### Exercise set
a: In the Mono Lake travel account, decide whether each statement agrees with it: (i) the visitor's center did not open until 9:00 am; (ii) the van the writer drove had four-wheel drive; (iii) the writer had no cell phone service near the lake. Answer yes or no for each and quote the words that decide it.
b: Retype everything in the Mono Lake travel account from "By a little" down to "over 20 images.".

By a little before 10:00 pm I said my goodbyes and hit the road. I felt a little sad to be leaving having had an enjoyable time meeting everyone. I drove about an hour up to Mono Lake to catch the sunrise the next morning. On the way up the big grade between Bishop and the Mammoth Lakes turnoff, I spotted the same Mono County Construction Yard I had noticed on the way into town on Thursday night. The steel machinery and industrial forms were interesting lit up at night. I stopped and jumped the fence to make some hand-held-soft-focus-night photographs. Fortunately either the surveillance thought I was harmless or they were not paying attention as I made over 20 images.

Mono Lake Back Roads

I drove through Lee Vining to the Mono Basin National Forest Visitor’s Center to check the hours. It did not open until 9:00 am, which would give me time to photograph in the early morning. I drove back a few miles south of Lee Vining to the turnoff for South Tufa. In the dark I must have missed the turnoff because I drove for many miles until the road entered a woods and was climbing noticeably. Once I turned around, in a few miles I saw Mono Lake Mills historic marker on the right. I pulled off and noticed a small road going down toward Mono Lake. The main road seemed to parallel the lake shore and never get any closer.

At first I thought I would go just a short distance to find a secluded place for the night. However, the road smoothed out and headed straight for the lake shore that I could now see more distinctly in the distance under star light. I drove toward Mono Lake for some time, but then the road veered to the right to parallel the lake shore again. I decided to stop, hit the hay and find out what to do in the morning. The next morning I could see that the road I was on did seem generally to go to the lake even though it jogged back and forth in other directions a few times. The road gradually became alternately rougher and more sandy, it had turned into a 4X4 road, not meant for an old Ford Van with two-wheel-drive. I kept going until the track started down steeper into the Mono Lake basin. By then I was getting bogged down in the sand even going downhill. I imagined that coming back up would be next to impossible. The one consolation was that strangely enough I had good cell phone service way out there. I imagined that I would probably spend most of the day either digging myself out of the sand or calling a tow truck. Hopefully there was one in Lee Vining.

Morning Shadows, Mono Lake, Sierra Nevada Mountains, California, 2010 by David Leland Hyde. Hand held Nikon D90. I have been visiting Mono Lake for over 40 years but this was the first time I photographed it.

The track became even smaller and degraded into mainly sand. I kept looking for a good place to turn around but found none where the ground was hard enough in a large enough area for the van. Finally there was a wide place that looked like it had enough foliage on top of the sand to provide enough traction to turn around. It did not. I got about half way turned around and the back wheels started to dig in. Fortunately in the van I carry a small Army issue shovel that my parents had carried through all their travels. They taught me at a young age to use a shovel for going to the bathroom in the wilderness. It also came in handy for burying fires and organic garbage. Fortunately the Mono Lake sand did have a harder bottom down six inches or so and the sand itself was more like fine gravel, quite grainy and not completely soft. Also, I had recently put on four brand-new tires. As my two back wheels dug in, I stopped before the axel was buried. The sun was just hitting the Sierra Nevada Mountains in the distance and lighting up the Tufa and the far shores of Mono Lake. I abandoned the van and ran with camera in hand the remaining half mile or so to the lake shore.

### Supplied material

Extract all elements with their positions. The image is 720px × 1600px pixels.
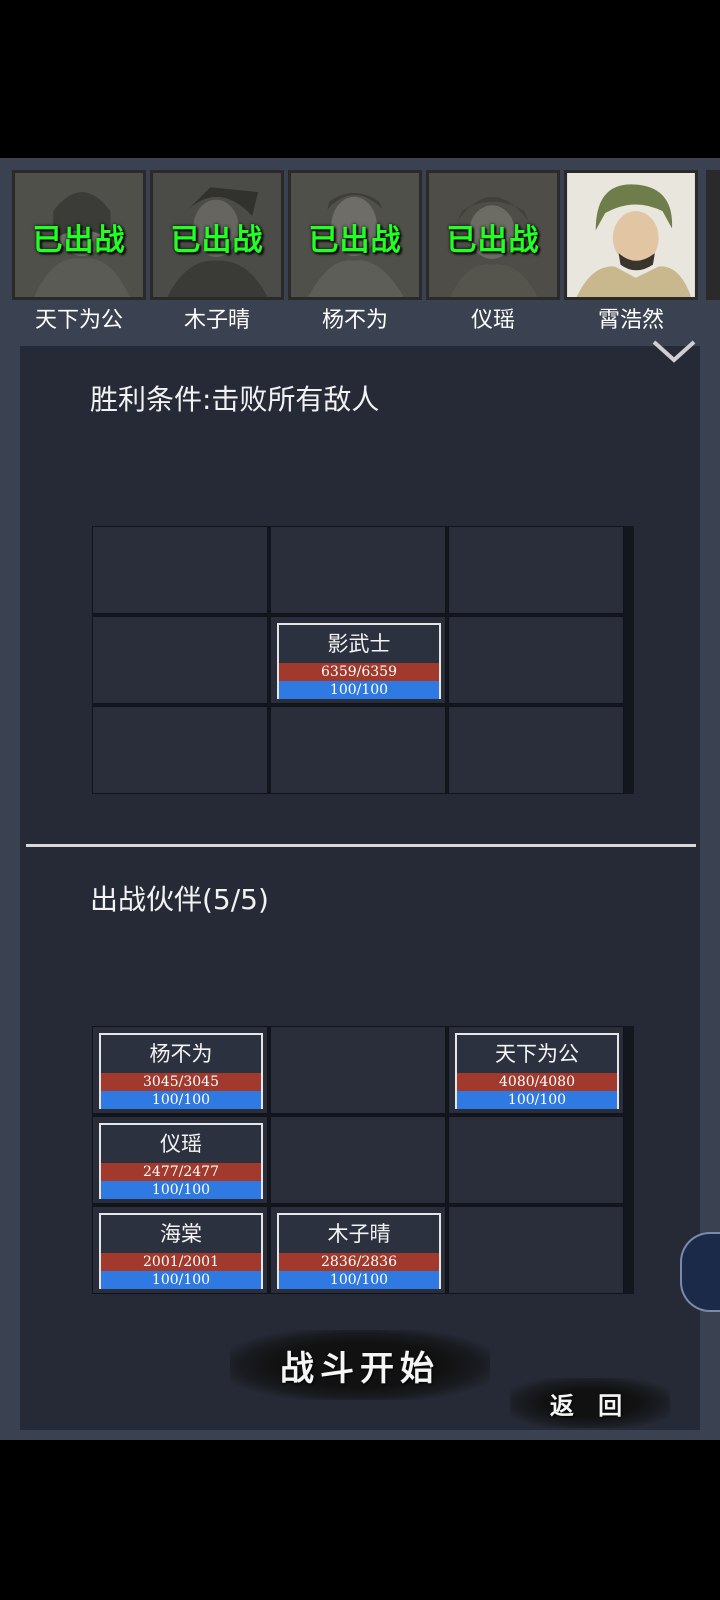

### Task answers
a:
(i) Yes: "It did not open until 9:00 am"
(ii) No: "not meant for an old Ford Van with two-wheel-drive"
(iii) No: "I had good cell phone service way out there"

b:
By a little before 10:00 pm I said my goodbyes and hit the road. I felt a little sad to be leaving having had an enjoyable time meeting everyone. I drove about an hour up to Mono Lake to catch the sunrise the next morning. On the way up the big grade between Bishop and the Mammoth Lakes turnoff, I spotted the same Mono County Construction Yard I had noticed on the way into town on Thursday night. The steel machinery and industrial forms were interesting lit up at night. I stopped and jumped the fence to make some hand-held-soft-focus-night photographs. Fortunately either the surveillance thought I was harmless or they were not paying attention as I made over 20 images.